>> begin Extracted entries
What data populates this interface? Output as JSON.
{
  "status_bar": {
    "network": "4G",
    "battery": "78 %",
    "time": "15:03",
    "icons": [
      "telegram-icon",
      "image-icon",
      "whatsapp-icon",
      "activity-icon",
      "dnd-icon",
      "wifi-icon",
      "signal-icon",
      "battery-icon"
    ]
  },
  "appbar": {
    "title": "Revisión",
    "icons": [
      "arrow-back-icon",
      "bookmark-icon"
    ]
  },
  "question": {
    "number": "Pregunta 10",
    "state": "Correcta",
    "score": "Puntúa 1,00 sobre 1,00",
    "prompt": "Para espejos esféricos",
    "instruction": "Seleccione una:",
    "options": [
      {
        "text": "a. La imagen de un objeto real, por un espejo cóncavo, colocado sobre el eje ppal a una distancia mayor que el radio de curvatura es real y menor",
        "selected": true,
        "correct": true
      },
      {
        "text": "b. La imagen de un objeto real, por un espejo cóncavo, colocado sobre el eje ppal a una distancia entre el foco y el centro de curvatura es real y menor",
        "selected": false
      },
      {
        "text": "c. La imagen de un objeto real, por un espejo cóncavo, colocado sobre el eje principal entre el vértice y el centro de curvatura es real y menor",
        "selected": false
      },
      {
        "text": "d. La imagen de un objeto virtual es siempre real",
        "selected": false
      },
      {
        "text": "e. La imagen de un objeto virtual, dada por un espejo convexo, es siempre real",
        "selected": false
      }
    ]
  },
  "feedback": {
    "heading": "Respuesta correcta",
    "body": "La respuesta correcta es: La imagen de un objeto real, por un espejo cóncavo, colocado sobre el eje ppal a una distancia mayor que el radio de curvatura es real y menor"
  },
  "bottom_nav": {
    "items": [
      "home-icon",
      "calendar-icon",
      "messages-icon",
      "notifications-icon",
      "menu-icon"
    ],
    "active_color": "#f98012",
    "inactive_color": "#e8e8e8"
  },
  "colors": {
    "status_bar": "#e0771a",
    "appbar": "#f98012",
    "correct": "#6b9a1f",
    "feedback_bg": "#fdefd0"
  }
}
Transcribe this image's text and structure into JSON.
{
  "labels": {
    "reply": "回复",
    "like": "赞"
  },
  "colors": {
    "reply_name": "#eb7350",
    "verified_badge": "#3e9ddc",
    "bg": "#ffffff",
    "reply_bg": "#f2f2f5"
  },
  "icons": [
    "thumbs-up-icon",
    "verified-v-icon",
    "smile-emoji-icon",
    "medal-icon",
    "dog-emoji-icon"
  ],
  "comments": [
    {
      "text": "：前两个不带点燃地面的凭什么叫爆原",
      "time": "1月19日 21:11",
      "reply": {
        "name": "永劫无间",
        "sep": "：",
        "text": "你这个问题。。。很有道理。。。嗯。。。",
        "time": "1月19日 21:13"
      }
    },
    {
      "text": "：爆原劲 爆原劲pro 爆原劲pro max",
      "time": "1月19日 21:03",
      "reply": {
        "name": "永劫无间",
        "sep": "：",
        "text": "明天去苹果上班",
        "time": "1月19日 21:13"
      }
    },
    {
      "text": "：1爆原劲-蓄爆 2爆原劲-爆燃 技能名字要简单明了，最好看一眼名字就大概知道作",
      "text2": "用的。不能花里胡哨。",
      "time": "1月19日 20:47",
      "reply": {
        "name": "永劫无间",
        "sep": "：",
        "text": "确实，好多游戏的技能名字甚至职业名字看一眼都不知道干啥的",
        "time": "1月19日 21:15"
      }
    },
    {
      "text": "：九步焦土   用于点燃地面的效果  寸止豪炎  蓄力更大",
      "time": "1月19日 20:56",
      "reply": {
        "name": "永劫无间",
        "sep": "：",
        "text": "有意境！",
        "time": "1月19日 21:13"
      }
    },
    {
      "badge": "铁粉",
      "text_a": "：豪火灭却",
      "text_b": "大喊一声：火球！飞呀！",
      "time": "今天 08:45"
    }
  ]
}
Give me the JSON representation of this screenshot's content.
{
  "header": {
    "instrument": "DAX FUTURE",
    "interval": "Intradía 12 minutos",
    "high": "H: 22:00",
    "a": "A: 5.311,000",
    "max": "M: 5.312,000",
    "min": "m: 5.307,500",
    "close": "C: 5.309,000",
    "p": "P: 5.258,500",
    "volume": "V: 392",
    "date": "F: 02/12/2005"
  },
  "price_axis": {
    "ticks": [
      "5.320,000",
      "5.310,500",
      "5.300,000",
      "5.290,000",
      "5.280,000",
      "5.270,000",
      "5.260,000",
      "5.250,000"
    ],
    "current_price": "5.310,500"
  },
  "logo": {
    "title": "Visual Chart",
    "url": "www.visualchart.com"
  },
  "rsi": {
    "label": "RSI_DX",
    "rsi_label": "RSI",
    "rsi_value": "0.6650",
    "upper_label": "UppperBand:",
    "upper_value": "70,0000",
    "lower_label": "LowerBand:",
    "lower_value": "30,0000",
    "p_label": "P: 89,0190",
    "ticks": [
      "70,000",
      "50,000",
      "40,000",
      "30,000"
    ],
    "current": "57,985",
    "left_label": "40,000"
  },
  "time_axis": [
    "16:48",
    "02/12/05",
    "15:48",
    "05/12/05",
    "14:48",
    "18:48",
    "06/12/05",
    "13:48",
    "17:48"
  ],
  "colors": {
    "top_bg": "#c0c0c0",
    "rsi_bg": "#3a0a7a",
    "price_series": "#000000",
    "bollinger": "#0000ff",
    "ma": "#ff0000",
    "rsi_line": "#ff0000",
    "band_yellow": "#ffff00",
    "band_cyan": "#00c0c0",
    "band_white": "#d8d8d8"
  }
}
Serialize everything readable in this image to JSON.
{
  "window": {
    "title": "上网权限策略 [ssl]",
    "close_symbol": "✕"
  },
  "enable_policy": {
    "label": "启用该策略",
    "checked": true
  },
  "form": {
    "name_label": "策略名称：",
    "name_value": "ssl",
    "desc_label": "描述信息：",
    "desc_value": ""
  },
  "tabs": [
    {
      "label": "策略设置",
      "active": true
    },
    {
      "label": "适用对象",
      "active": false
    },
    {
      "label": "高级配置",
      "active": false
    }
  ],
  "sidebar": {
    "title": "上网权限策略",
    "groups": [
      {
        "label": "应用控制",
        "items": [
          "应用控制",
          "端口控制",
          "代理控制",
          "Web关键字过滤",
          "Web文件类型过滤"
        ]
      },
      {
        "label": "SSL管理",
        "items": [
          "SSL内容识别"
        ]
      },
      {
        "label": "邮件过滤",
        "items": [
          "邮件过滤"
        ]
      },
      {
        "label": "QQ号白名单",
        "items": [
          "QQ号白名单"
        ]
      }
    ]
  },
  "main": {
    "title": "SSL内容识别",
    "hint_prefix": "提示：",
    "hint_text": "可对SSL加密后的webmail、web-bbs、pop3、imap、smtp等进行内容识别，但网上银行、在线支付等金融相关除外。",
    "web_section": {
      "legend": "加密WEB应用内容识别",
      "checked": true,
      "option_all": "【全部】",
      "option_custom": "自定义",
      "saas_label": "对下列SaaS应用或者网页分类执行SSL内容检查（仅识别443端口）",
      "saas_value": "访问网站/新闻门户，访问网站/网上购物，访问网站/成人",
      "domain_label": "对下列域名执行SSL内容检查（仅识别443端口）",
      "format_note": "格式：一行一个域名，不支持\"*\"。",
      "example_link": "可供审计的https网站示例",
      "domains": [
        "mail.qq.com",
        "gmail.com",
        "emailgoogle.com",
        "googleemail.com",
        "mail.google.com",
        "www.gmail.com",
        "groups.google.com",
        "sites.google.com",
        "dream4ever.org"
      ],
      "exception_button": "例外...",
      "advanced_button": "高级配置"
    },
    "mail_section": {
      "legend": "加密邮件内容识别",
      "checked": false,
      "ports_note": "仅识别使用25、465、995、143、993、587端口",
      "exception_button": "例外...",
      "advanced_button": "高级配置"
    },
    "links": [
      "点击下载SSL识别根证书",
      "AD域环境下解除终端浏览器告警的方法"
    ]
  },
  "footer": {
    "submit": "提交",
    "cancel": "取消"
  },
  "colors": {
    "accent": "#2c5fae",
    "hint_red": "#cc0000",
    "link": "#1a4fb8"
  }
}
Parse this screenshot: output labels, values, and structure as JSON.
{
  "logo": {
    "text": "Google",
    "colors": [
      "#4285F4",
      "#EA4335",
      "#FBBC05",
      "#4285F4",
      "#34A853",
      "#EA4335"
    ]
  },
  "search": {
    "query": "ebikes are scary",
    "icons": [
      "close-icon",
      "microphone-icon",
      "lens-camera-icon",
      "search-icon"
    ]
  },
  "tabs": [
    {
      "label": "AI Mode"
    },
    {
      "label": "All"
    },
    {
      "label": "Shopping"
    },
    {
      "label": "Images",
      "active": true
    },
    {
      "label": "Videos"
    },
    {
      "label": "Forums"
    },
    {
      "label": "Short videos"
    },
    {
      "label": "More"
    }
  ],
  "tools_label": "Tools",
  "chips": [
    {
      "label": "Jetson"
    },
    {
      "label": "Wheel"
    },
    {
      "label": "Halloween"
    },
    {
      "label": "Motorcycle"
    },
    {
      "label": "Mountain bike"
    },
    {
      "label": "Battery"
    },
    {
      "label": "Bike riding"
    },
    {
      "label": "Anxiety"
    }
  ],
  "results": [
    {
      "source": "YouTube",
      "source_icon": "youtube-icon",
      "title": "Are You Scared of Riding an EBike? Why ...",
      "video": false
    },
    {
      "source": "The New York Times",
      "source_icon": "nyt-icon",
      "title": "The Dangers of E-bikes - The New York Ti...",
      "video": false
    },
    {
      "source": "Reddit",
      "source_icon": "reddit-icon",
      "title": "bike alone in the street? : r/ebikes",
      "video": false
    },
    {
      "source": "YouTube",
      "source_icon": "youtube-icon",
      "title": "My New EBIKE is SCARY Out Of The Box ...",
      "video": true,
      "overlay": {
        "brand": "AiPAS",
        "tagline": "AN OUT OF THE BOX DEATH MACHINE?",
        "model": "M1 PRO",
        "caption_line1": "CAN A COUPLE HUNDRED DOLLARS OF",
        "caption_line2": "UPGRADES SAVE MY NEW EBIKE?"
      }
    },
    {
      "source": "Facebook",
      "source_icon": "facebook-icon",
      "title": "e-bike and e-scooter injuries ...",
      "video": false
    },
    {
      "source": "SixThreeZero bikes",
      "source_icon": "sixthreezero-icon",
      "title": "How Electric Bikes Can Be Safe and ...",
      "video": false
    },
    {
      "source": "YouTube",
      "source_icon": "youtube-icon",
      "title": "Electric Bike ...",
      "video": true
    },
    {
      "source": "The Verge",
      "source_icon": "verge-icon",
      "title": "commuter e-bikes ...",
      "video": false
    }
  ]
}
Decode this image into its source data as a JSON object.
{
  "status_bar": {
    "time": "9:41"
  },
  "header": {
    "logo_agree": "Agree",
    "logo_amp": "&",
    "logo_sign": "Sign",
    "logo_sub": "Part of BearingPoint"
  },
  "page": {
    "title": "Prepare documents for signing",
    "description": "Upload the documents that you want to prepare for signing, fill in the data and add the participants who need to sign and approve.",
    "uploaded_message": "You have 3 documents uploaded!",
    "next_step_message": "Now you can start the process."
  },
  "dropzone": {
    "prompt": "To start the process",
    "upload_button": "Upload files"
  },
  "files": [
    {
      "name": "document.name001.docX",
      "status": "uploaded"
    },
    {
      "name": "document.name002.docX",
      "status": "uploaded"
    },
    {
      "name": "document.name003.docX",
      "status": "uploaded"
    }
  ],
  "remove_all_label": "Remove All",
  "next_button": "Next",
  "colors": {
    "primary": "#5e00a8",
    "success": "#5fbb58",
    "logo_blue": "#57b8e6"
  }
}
>> end Extracted entries
Among the entries above, how many lines include the word "imagen"? Give the number with no comment.

Written answer => 6